-- Material provided start --

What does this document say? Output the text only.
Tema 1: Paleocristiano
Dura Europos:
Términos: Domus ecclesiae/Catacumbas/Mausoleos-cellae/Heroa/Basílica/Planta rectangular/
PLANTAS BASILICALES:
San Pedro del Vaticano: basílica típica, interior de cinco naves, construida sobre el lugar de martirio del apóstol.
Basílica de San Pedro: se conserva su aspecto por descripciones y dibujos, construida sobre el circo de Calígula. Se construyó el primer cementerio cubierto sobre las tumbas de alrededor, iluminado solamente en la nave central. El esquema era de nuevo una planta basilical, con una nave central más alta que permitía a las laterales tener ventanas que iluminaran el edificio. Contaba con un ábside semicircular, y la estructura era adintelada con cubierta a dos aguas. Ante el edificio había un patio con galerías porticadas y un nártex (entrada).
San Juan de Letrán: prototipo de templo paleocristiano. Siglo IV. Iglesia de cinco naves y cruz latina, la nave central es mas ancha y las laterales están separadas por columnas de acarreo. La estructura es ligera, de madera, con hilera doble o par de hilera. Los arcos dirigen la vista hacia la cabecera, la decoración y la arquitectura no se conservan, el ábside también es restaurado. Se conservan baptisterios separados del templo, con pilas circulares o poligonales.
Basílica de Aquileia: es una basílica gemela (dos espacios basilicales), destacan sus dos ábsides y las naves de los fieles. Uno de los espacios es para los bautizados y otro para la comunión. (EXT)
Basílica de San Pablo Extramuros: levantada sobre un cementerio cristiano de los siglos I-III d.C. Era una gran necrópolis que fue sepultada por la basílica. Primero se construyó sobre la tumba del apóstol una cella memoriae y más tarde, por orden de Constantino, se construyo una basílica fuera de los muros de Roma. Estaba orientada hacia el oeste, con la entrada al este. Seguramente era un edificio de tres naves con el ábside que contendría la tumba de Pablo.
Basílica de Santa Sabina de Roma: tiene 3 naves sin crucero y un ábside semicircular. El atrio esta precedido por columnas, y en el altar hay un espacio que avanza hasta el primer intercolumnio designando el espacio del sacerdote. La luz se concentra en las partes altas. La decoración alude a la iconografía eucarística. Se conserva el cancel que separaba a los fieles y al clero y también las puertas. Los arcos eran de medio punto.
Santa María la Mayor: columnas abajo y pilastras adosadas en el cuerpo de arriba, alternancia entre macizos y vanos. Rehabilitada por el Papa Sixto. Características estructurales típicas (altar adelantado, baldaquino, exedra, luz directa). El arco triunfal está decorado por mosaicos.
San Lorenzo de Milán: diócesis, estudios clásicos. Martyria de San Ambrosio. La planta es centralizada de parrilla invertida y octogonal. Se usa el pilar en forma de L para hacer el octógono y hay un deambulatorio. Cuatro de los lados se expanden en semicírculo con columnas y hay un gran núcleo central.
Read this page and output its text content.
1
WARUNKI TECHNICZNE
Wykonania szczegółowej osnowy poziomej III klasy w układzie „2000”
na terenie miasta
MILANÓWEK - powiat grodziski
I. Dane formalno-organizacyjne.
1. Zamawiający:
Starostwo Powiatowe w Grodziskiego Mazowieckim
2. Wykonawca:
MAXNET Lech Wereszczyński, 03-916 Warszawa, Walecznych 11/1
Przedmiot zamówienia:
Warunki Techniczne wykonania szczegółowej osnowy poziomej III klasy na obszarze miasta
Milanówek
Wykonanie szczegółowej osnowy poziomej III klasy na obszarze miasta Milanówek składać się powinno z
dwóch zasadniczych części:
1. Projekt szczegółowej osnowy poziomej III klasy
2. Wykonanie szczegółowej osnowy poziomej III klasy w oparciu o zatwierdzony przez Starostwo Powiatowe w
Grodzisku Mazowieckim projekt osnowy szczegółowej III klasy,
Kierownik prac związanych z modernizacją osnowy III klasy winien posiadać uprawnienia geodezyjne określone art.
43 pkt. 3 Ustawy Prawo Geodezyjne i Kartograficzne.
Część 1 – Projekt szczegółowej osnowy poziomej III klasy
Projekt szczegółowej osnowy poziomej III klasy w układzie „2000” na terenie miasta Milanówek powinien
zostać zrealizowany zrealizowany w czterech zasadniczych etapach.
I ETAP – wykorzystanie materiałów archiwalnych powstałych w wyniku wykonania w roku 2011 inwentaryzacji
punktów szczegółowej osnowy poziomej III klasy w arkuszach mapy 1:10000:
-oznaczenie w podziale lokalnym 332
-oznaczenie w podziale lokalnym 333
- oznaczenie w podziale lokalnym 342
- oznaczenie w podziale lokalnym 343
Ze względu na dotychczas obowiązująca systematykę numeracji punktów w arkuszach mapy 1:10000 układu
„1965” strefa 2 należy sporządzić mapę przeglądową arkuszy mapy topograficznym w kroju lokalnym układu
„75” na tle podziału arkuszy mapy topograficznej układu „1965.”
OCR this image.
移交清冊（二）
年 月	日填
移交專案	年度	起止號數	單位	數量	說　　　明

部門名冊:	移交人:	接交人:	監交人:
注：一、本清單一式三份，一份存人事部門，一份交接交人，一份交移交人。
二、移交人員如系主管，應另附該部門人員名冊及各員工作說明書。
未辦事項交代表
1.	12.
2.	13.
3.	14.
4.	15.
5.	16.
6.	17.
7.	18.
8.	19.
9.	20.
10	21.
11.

-- Material provided end --

_Short problem:_
Return all the data exactly as given.

_Written solution:_
What does this document say? Output the text only.
Tema 1: Paleocristiano
Dura Europos:
Términos: Domus ecclesiae/Catacumbas/Mausoleos-cellae/Heroa/Basílica/Planta rectangular/
PLANTAS BASILICALES:
San Pedro del Vaticano: basílica típica, interior de cinco naves, construida sobre el lugar de martirio del apóstol.
Basílica de San Pedro: se conserva su aspecto por descripciones y dibujos, construida sobre el circo de Calígula. Se construyó el primer cementerio cubierto sobre las tumbas de alrededor, iluminado solamente en la nave central. El esquema era de nuevo una planta basilical, con una nave central más alta que permitía a las laterales tener ventanas que iluminaran el edificio. Contaba con un ábside semicircular, y la estructura era adintelada con cubierta a dos aguas. Ante el edificio había un patio con galerías porticadas y un nártex (entrada).
San Juan de Letrán: prototipo de templo paleocristiano. Siglo IV. Iglesia de cinco naves y cruz latina, la nave central es mas ancha y las laterales están separadas por columnas de acarreo. La estructura es ligera, de madera, con hilera doble o par de hilera. Los arcos dirigen la vista hacia la cabecera, la decoración y la arquitectura no se conservan, el ábside también es restaurado. Se conservan baptisterios separados del templo, con pilas circulares o poligonales.
Basílica de Aquileia: es una basílica gemela (dos espacios basilicales), destacan sus dos ábsides y las naves de los fieles. Uno de los espacios es para los bautizados y otro para la comunión. (EXT)
Basílica de San Pablo Extramuros: levantada sobre un cementerio cristiano de los siglos I-III d.C. Era una gran necrópolis que fue sepultada por la basílica. Primero se construyó sobre la tumba del apóstol una cella memoriae y más tarde, por orden de Constantino, se construyo una basílica fuera de los muros de Roma. Estaba orientada hacia el oeste, con la entrada al este. Seguramente era un edificio de tres naves con el ábside que contendría la tumba de Pablo.
Basílica de Santa Sabina de Roma: tiene 3 naves sin crucero y un ábside semicircular. El atrio esta precedido por columnas, y en el altar hay un espacio que avanza hasta el primer intercolumnio designando el espacio del sacerdote. La luz se concentra en las partes altas. La decoración alude a la iconografía eucarística. Se conserva el cancel que separaba a los fieles y al clero y también las puertas. Los arcos eran de medio punto.
Santa María la Mayor: columnas abajo y pilastras adosadas en el cuerpo de arriba, alternancia entre macizos y vanos. Rehabilitada por el Papa Sixto. Características estructurales típicas (altar adelantado, baldaquino, exedra, luz directa). El arco triunfal está decorado por mosaicos.
San Lorenzo de Milán: diócesis, estudios clásicos. Martyria de San Ambrosio. La planta es centralizada de parrilla invertida y octogonal. Se usa el pilar en forma de L para hacer el octógono y hay un deambulatorio. Cuatro de los lados se expanden en semicírculo con columnas y hay un gran núcleo central.
Read this page and output its text content.
1
WARUNKI TECHNICZNE
Wykonania szczegółowej osnowy poziomej III klasy w układzie „2000”
na terenie miasta
MILANÓWEK - powiat grodziski
I. Dane formalno-organizacyjne.
1. Zamawiający:
Starostwo Powiatowe w Grodziskiego Mazowieckim
2. Wykonawca:
MAXNET Lech Wereszczyński, 03-916 Warszawa, Walecznych 11/1
Przedmiot zamówienia:
Warunki Techniczne wykonania szczegółowej osnowy poziomej III klasy na obszarze miasta
Milanówek
Wykonanie szczegółowej osnowy poziomej III klasy na obszarze miasta Milanówek składać się powinno z
dwóch zasadniczych części:
1. Projekt szczegółowej osnowy poziomej III klasy
2. Wykonanie szczegółowej osnowy poziomej III klasy w oparciu o zatwierdzony przez Starostwo Powiatowe w
Grodzisku Mazowieckim projekt osnowy szczegółowej III klasy,
Kierownik prac związanych z modernizacją osnowy III klasy winien posiadać uprawnienia geodezyjne określone art.
43 pkt. 3 Ustawy Prawo Geodezyjne i Kartograficzne.
Część 1 – Projekt szczegółowej osnowy poziomej III klasy
Projekt szczegółowej osnowy poziomej III klasy w układzie „2000” na terenie miasta Milanówek powinien
zostać zrealizowany zrealizowany w czterech zasadniczych etapach.
I ETAP – wykorzystanie materiałów archiwalnych powstałych w wyniku wykonania w roku 2011 inwentaryzacji
punktów szczegółowej osnowy poziomej III klasy w arkuszach mapy 1:10000:
-oznaczenie w podziale lokalnym 332
-oznaczenie w podziale lokalnym 333
- oznaczenie w podziale lokalnym 342
- oznaczenie w podziale lokalnym 343
Ze względu na dotychczas obowiązująca systematykę numeracji punktów w arkuszach mapy 1:10000 układu
„1965” strefa 2 należy sporządzić mapę przeglądową arkuszy mapy topograficznym w kroju lokalnym układu
„75” na tle podziału arkuszy mapy topograficznej układu „1965.”
OCR this image.
移交清冊（二）
年 月	日填
移交專案	年度	起止號數	單位	數量	說　　　明

部門名冊:	移交人:	接交人:	監交人:
注：一、本清單一式三份，一份存人事部門，一份交接交人，一份交移交人。
二、移交人員如系主管，應另附該部門人員名冊及各員工作說明書。
未辦事項交代表
1.	12.
2.	13.
3.	14.
4.	15.
5.	16.
6.	17.
7.	18.
8.	19.
9.	20.
10	21.
11.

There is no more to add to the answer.